# [Exercise brief]
Output all the entries word for word. Omit the pictures.

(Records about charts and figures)
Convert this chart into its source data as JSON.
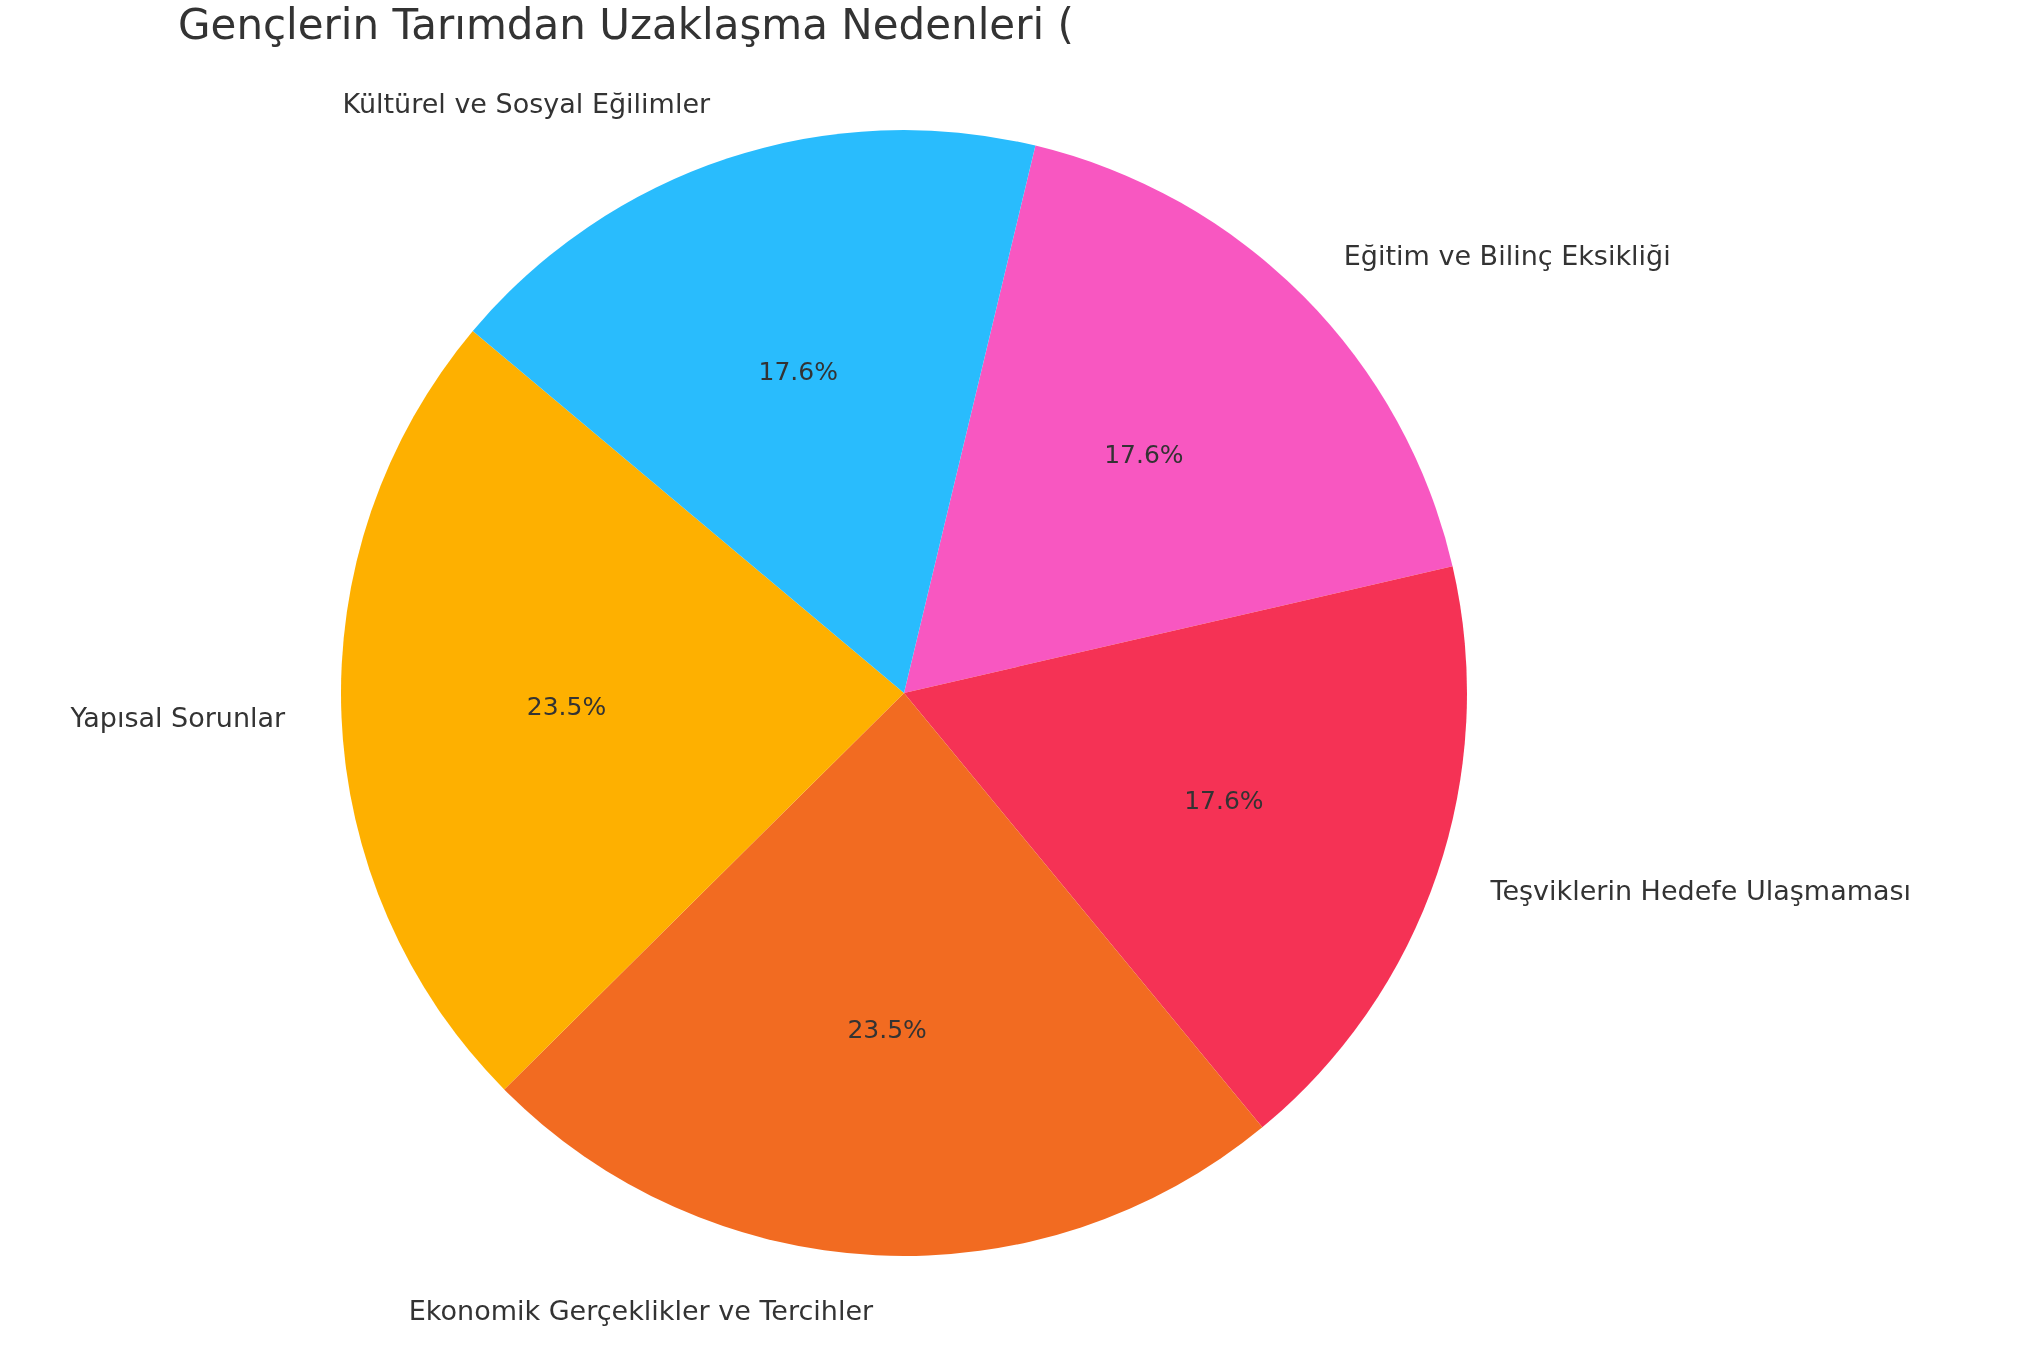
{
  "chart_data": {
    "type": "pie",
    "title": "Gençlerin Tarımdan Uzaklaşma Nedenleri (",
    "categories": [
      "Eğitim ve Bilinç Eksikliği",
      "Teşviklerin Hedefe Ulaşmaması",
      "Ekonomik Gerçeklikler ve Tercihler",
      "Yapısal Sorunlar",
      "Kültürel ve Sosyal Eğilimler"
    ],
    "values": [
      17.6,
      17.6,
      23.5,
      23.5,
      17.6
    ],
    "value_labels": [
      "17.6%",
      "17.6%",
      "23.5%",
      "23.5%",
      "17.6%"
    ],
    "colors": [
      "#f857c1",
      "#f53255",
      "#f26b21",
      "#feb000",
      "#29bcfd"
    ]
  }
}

# [Answer to this task]
Convert this chart into its source data as JSON.
{
  "chart_data": {
    "type": "pie",
    "title": "Gençlerin Tarımdan Uzaklaşma Nedenleri (",
    "categories": [
      "Eğitim ve Bilinç Eksikliği",
      "Teşviklerin Hedefe Ulaşmaması",
      "Ekonomik Gerçeklikler ve Tercihler",
      "Yapısal Sorunlar",
      "Kültürel ve Sosyal Eğilimler"
    ],
    "values": [
      17.6,
      17.6,
      23.5,
      23.5,
      17.6
    ],
    "value_labels": [
      "17.6%",
      "17.6%",
      "23.5%",
      "23.5%",
      "17.6%"
    ],
    "colors": [
      "#f857c1",
      "#f53255",
      "#f26b21",
      "#feb000",
      "#29bcfd"
    ]
  }
}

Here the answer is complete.